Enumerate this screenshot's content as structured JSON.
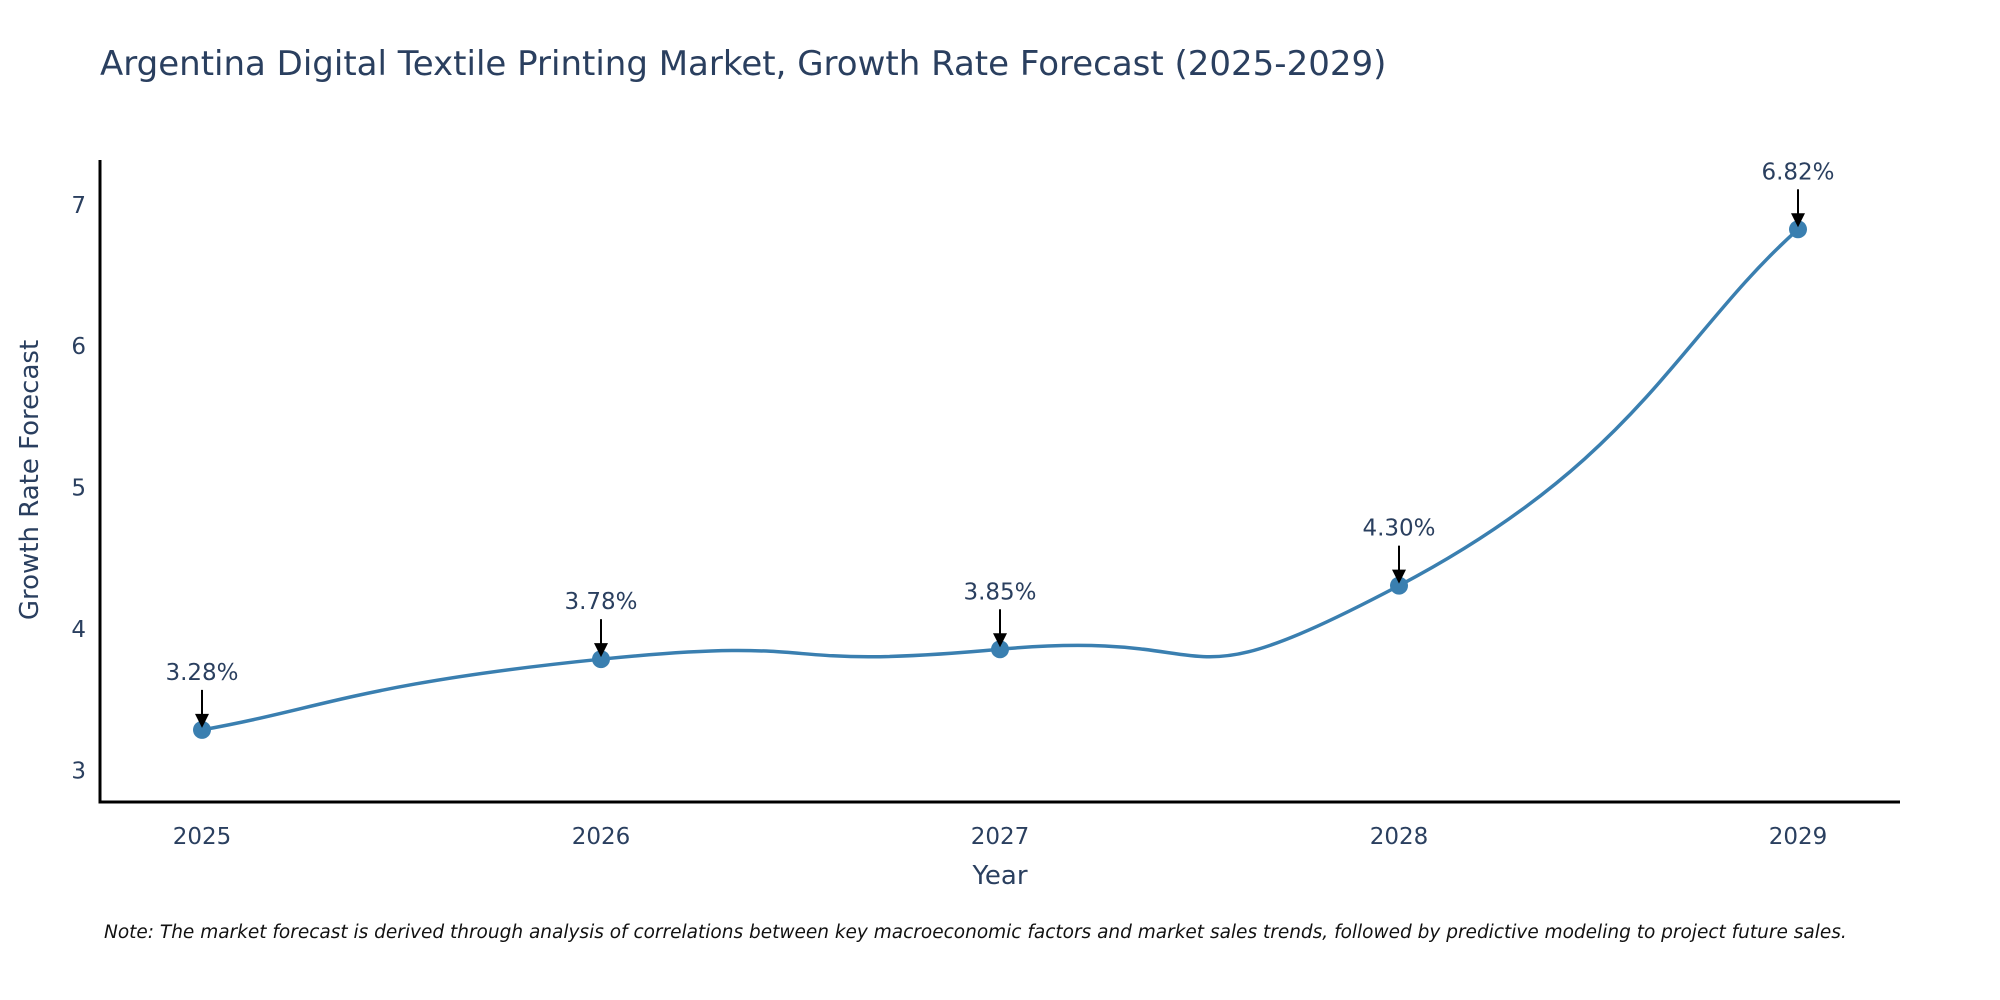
{
  "chart_data": {
    "type": "line",
    "title": "Argentina Digital Textile Printing Market, Growth Rate Forecast (2025-2029)",
    "xlabel": "Year",
    "ylabel": "Growth Rate Forecast",
    "categories": [
      "2025",
      "2026",
      "2027",
      "2028",
      "2029"
    ],
    "values": [
      3.28,
      3.78,
      3.85,
      4.3,
      6.82
    ],
    "data_labels": [
      "3.28%",
      "3.78%",
      "3.85%",
      "4.30%",
      "6.82%"
    ],
    "yticks": [
      3,
      4,
      5,
      6,
      7
    ],
    "ytick_labels": [
      "3",
      "4",
      "5",
      "6",
      "7"
    ],
    "ylim": [
      2.77,
      7.31
    ],
    "grid": false,
    "line_shape": "spline",
    "colors": {
      "line": "#3a7fb0",
      "marker": "#3a7fb0",
      "arrow": "#000000",
      "axis": "#000000"
    }
  },
  "footnote": "Note: The market forecast is derived through analysis of correlations between key macroeconomic factors and market sales trends, followed by predictive modeling to project future sales."
}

────

● THE TASK:
Quote the preceding listing precisely and completely, omitting its images.

● EXPECTED OUTPUT:
Enumerate this screenshot's content as structured JSON.
{
  "chart_data": {
    "type": "line",
    "title": "Argentina Digital Textile Printing Market, Growth Rate Forecast (2025-2029)",
    "xlabel": "Year",
    "ylabel": "Growth Rate Forecast",
    "categories": [
      "2025",
      "2026",
      "2027",
      "2028",
      "2029"
    ],
    "values": [
      3.28,
      3.78,
      3.85,
      4.3,
      6.82
    ],
    "data_labels": [
      "3.28%",
      "3.78%",
      "3.85%",
      "4.30%",
      "6.82%"
    ],
    "yticks": [
      3,
      4,
      5,
      6,
      7
    ],
    "ytick_labels": [
      "3",
      "4",
      "5",
      "6",
      "7"
    ],
    "ylim": [
      2.77,
      7.31
    ],
    "grid": false,
    "line_shape": "spline",
    "colors": {
      "line": "#3a7fb0",
      "marker": "#3a7fb0",
      "arrow": "#000000",
      "axis": "#000000"
    }
  },
  "footnote": "Note: The market forecast is derived through analysis of correlations between key macroeconomic factors and market sales trends, followed by predictive modeling to project future sales."
}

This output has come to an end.